- _DATA SUPPLIED_:
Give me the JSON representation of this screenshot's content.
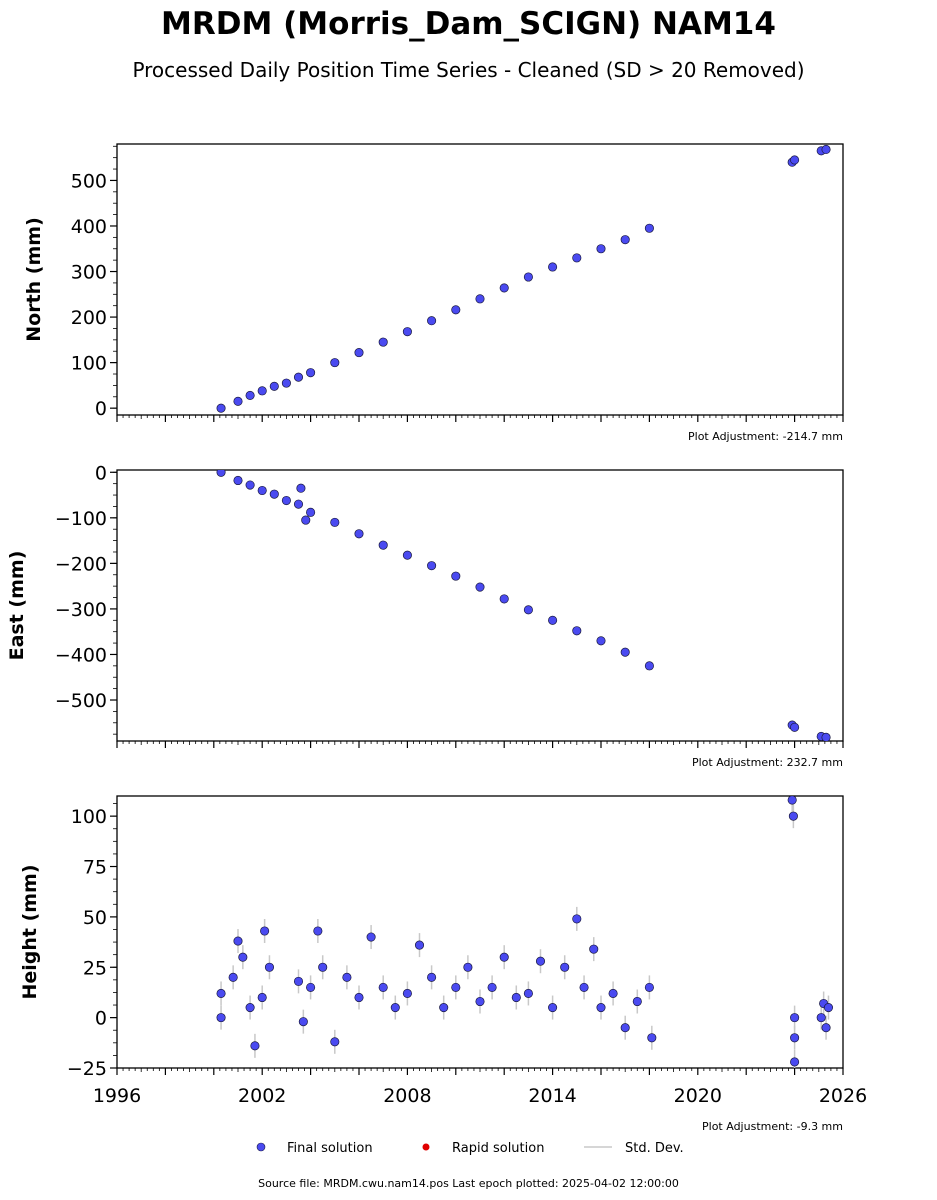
{
  "title": "MRDM (Morris_Dam_SCIGN) NAM14",
  "subtitle": "Processed Daily Position Time Series - Cleaned (SD > 20 Removed)",
  "source_note": "Source file: MRDM.cwu.nam14.pos  Last epoch plotted: 2025-04-02 12:00:00",
  "colors": {
    "final": "#4a4af0",
    "final_edge": "#1a1a40",
    "rapid": "#e00000",
    "stddev": "#c8c8c8"
  },
  "legend": {
    "final": "Final solution",
    "rapid": "Rapid solution",
    "stddev": "Std. Dev."
  },
  "chart_data": [
    {
      "type": "scatter",
      "ylabel": "North (mm)",
      "ylim": [
        -15,
        580
      ],
      "yticks": [
        0,
        100,
        200,
        300,
        400,
        500
      ],
      "xlim": [
        1996,
        2026
      ],
      "adjustment_label": "Plot Adjustment: -214.7 mm",
      "series": [
        {
          "values_description": "",
          "points": [
            [
              2000.3,
              0
            ],
            [
              2001.0,
              15
            ],
            [
              2001.5,
              28
            ],
            [
              2002.0,
              38
            ],
            [
              2002.5,
              48
            ],
            [
              2003.0,
              55
            ],
            [
              2003.5,
              68
            ],
            [
              2004.0,
              78
            ],
            [
              2005.0,
              100
            ],
            [
              2006.0,
              122
            ],
            [
              2007.0,
              145
            ],
            [
              2008.0,
              168
            ],
            [
              2009.0,
              192
            ],
            [
              2010.0,
              216
            ],
            [
              2011.0,
              240
            ],
            [
              2012.0,
              264
            ],
            [
              2013.0,
              288
            ],
            [
              2014.0,
              310
            ],
            [
              2015.0,
              330
            ],
            [
              2016.0,
              350
            ],
            [
              2017.0,
              370
            ],
            [
              2018.0,
              395
            ],
            [
              2023.9,
              540
            ],
            [
              2024.0,
              545
            ],
            [
              2025.1,
              565
            ],
            [
              2025.3,
              568
            ]
          ]
        }
      ]
    },
    {
      "type": "scatter",
      "ylabel": "East (mm)",
      "ylim": [
        -590,
        5
      ],
      "yticks": [
        0,
        -100,
        -200,
        -300,
        -400,
        -500
      ],
      "xlim": [
        1996,
        2026
      ],
      "adjustment_label": "Plot Adjustment: 232.7 mm",
      "series": [
        {
          "points": [
            [
              2000.3,
              0
            ],
            [
              2001.0,
              -18
            ],
            [
              2001.5,
              -28
            ],
            [
              2002.0,
              -40
            ],
            [
              2002.5,
              -48
            ],
            [
              2003.0,
              -62
            ],
            [
              2003.5,
              -70
            ],
            [
              2004.0,
              -88
            ],
            [
              2005.0,
              -110
            ],
            [
              2006.0,
              -135
            ],
            [
              2007.0,
              -160
            ],
            [
              2008.0,
              -182
            ],
            [
              2009.0,
              -205
            ],
            [
              2010.0,
              -228
            ],
            [
              2011.0,
              -252
            ],
            [
              2012.0,
              -278
            ],
            [
              2013.0,
              -302
            ],
            [
              2014.0,
              -325
            ],
            [
              2015.0,
              -348
            ],
            [
              2016.0,
              -370
            ],
            [
              2017.0,
              -395
            ],
            [
              2018.0,
              -425
            ],
            [
              2023.9,
              -555
            ],
            [
              2024.0,
              -560
            ],
            [
              2025.1,
              -580
            ],
            [
              2025.3,
              -582
            ],
            [
              2003.6,
              -35
            ],
            [
              2003.8,
              -105
            ]
          ]
        }
      ]
    },
    {
      "type": "scatter",
      "ylabel": "Height (mm)",
      "ylim": [
        -25,
        110
      ],
      "yticks": [
        -25,
        0,
        25,
        50,
        75,
        100
      ],
      "xlim": [
        1996,
        2026
      ],
      "xticks": [
        1996,
        2002,
        2008,
        2014,
        2020,
        2026
      ],
      "adjustment_label": "Plot Adjustment: -9.3 mm",
      "series": [
        {
          "points": [
            [
              2000.3,
              0
            ],
            [
              2000.3,
              12
            ],
            [
              2000.8,
              20
            ],
            [
              2001.0,
              38
            ],
            [
              2001.2,
              30
            ],
            [
              2001.5,
              5
            ],
            [
              2001.7,
              -14
            ],
            [
              2002.0,
              10
            ],
            [
              2002.1,
              43
            ],
            [
              2002.3,
              25
            ],
            [
              2003.5,
              18
            ],
            [
              2003.7,
              -2
            ],
            [
              2004.0,
              15
            ],
            [
              2004.3,
              43
            ],
            [
              2004.5,
              25
            ],
            [
              2005.0,
              -12
            ],
            [
              2005.5,
              20
            ],
            [
              2006.0,
              10
            ],
            [
              2006.5,
              40
            ],
            [
              2007.0,
              15
            ],
            [
              2007.5,
              5
            ],
            [
              2008.0,
              12
            ],
            [
              2008.5,
              36
            ],
            [
              2009.0,
              20
            ],
            [
              2009.5,
              5
            ],
            [
              2010.0,
              15
            ],
            [
              2010.5,
              25
            ],
            [
              2011.0,
              8
            ],
            [
              2011.5,
              15
            ],
            [
              2012.0,
              30
            ],
            [
              2012.5,
              10
            ],
            [
              2013.0,
              12
            ],
            [
              2013.5,
              28
            ],
            [
              2014.0,
              5
            ],
            [
              2014.5,
              25
            ],
            [
              2015.0,
              49
            ],
            [
              2015.3,
              15
            ],
            [
              2015.7,
              34
            ],
            [
              2016.0,
              5
            ],
            [
              2016.5,
              12
            ],
            [
              2017.0,
              -5
            ],
            [
              2017.5,
              8
            ],
            [
              2018.0,
              15
            ],
            [
              2018.1,
              -10
            ],
            [
              2023.9,
              108
            ],
            [
              2023.95,
              100
            ],
            [
              2024.0,
              -22
            ],
            [
              2024.0,
              -10
            ],
            [
              2024.0,
              0
            ],
            [
              2025.1,
              0
            ],
            [
              2025.2,
              7
            ],
            [
              2025.3,
              -5
            ],
            [
              2025.4,
              5
            ]
          ]
        }
      ]
    }
  ]
}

- _AIM OF THE EXERCISE_: Give all the entries again exactly, dropping each picture.

- _WORKED ANSWER_:
Give me the JSON representation of this screenshot's content.
{
  "title": "MRDM (Morris_Dam_SCIGN) NAM14",
  "subtitle": "Processed Daily Position Time Series - Cleaned (SD > 20 Removed)",
  "source_note": "Source file: MRDM.cwu.nam14.pos  Last epoch plotted: 2025-04-02 12:00:00",
  "colors": {
    "final": "#4a4af0",
    "final_edge": "#1a1a40",
    "rapid": "#e00000",
    "stddev": "#c8c8c8"
  },
  "legend": {
    "final": "Final solution",
    "rapid": "Rapid solution",
    "stddev": "Std. Dev."
  },
  "chart_data": [
    {
      "type": "scatter",
      "ylabel": "North (mm)",
      "ylim": [
        -15,
        580
      ],
      "yticks": [
        0,
        100,
        200,
        300,
        400,
        500
      ],
      "xlim": [
        1996,
        2026
      ],
      "adjustment_label": "Plot Adjustment: -214.7 mm",
      "series": [
        {
          "values_description": "",
          "points": [
            [
              2000.3,
              0
            ],
            [
              2001.0,
              15
            ],
            [
              2001.5,
              28
            ],
            [
              2002.0,
              38
            ],
            [
              2002.5,
              48
            ],
            [
              2003.0,
              55
            ],
            [
              2003.5,
              68
            ],
            [
              2004.0,
              78
            ],
            [
              2005.0,
              100
            ],
            [
              2006.0,
              122
            ],
            [
              2007.0,
              145
            ],
            [
              2008.0,
              168
            ],
            [
              2009.0,
              192
            ],
            [
              2010.0,
              216
            ],
            [
              2011.0,
              240
            ],
            [
              2012.0,
              264
            ],
            [
              2013.0,
              288
            ],
            [
              2014.0,
              310
            ],
            [
              2015.0,
              330
            ],
            [
              2016.0,
              350
            ],
            [
              2017.0,
              370
            ],
            [
              2018.0,
              395
            ],
            [
              2023.9,
              540
            ],
            [
              2024.0,
              545
            ],
            [
              2025.1,
              565
            ],
            [
              2025.3,
              568
            ]
          ]
        }
      ]
    },
    {
      "type": "scatter",
      "ylabel": "East (mm)",
      "ylim": [
        -590,
        5
      ],
      "yticks": [
        0,
        -100,
        -200,
        -300,
        -400,
        -500
      ],
      "xlim": [
        1996,
        2026
      ],
      "adjustment_label": "Plot Adjustment: 232.7 mm",
      "series": [
        {
          "points": [
            [
              2000.3,
              0
            ],
            [
              2001.0,
              -18
            ],
            [
              2001.5,
              -28
            ],
            [
              2002.0,
              -40
            ],
            [
              2002.5,
              -48
            ],
            [
              2003.0,
              -62
            ],
            [
              2003.5,
              -70
            ],
            [
              2004.0,
              -88
            ],
            [
              2005.0,
              -110
            ],
            [
              2006.0,
              -135
            ],
            [
              2007.0,
              -160
            ],
            [
              2008.0,
              -182
            ],
            [
              2009.0,
              -205
            ],
            [
              2010.0,
              -228
            ],
            [
              2011.0,
              -252
            ],
            [
              2012.0,
              -278
            ],
            [
              2013.0,
              -302
            ],
            [
              2014.0,
              -325
            ],
            [
              2015.0,
              -348
            ],
            [
              2016.0,
              -370
            ],
            [
              2017.0,
              -395
            ],
            [
              2018.0,
              -425
            ],
            [
              2023.9,
              -555
            ],
            [
              2024.0,
              -560
            ],
            [
              2025.1,
              -580
            ],
            [
              2025.3,
              -582
            ],
            [
              2003.6,
              -35
            ],
            [
              2003.8,
              -105
            ]
          ]
        }
      ]
    },
    {
      "type": "scatter",
      "ylabel": "Height (mm)",
      "ylim": [
        -25,
        110
      ],
      "yticks": [
        -25,
        0,
        25,
        50,
        75,
        100
      ],
      "xlim": [
        1996,
        2026
      ],
      "xticks": [
        1996,
        2002,
        2008,
        2014,
        2020,
        2026
      ],
      "adjustment_label": "Plot Adjustment: -9.3 mm",
      "series": [
        {
          "points": [
            [
              2000.3,
              0
            ],
            [
              2000.3,
              12
            ],
            [
              2000.8,
              20
            ],
            [
              2001.0,
              38
            ],
            [
              2001.2,
              30
            ],
            [
              2001.5,
              5
            ],
            [
              2001.7,
              -14
            ],
            [
              2002.0,
              10
            ],
            [
              2002.1,
              43
            ],
            [
              2002.3,
              25
            ],
            [
              2003.5,
              18
            ],
            [
              2003.7,
              -2
            ],
            [
              2004.0,
              15
            ],
            [
              2004.3,
              43
            ],
            [
              2004.5,
              25
            ],
            [
              2005.0,
              -12
            ],
            [
              2005.5,
              20
            ],
            [
              2006.0,
              10
            ],
            [
              2006.5,
              40
            ],
            [
              2007.0,
              15
            ],
            [
              2007.5,
              5
            ],
            [
              2008.0,
              12
            ],
            [
              2008.5,
              36
            ],
            [
              2009.0,
              20
            ],
            [
              2009.5,
              5
            ],
            [
              2010.0,
              15
            ],
            [
              2010.5,
              25
            ],
            [
              2011.0,
              8
            ],
            [
              2011.5,
              15
            ],
            [
              2012.0,
              30
            ],
            [
              2012.5,
              10
            ],
            [
              2013.0,
              12
            ],
            [
              2013.5,
              28
            ],
            [
              2014.0,
              5
            ],
            [
              2014.5,
              25
            ],
            [
              2015.0,
              49
            ],
            [
              2015.3,
              15
            ],
            [
              2015.7,
              34
            ],
            [
              2016.0,
              5
            ],
            [
              2016.5,
              12
            ],
            [
              2017.0,
              -5
            ],
            [
              2017.5,
              8
            ],
            [
              2018.0,
              15
            ],
            [
              2018.1,
              -10
            ],
            [
              2023.9,
              108
            ],
            [
              2023.95,
              100
            ],
            [
              2024.0,
              -22
            ],
            [
              2024.0,
              -10
            ],
            [
              2024.0,
              0
            ],
            [
              2025.1,
              0
            ],
            [
              2025.2,
              7
            ],
            [
              2025.3,
              -5
            ],
            [
              2025.4,
              5
            ]
          ]
        }
      ]
    }
  ]
}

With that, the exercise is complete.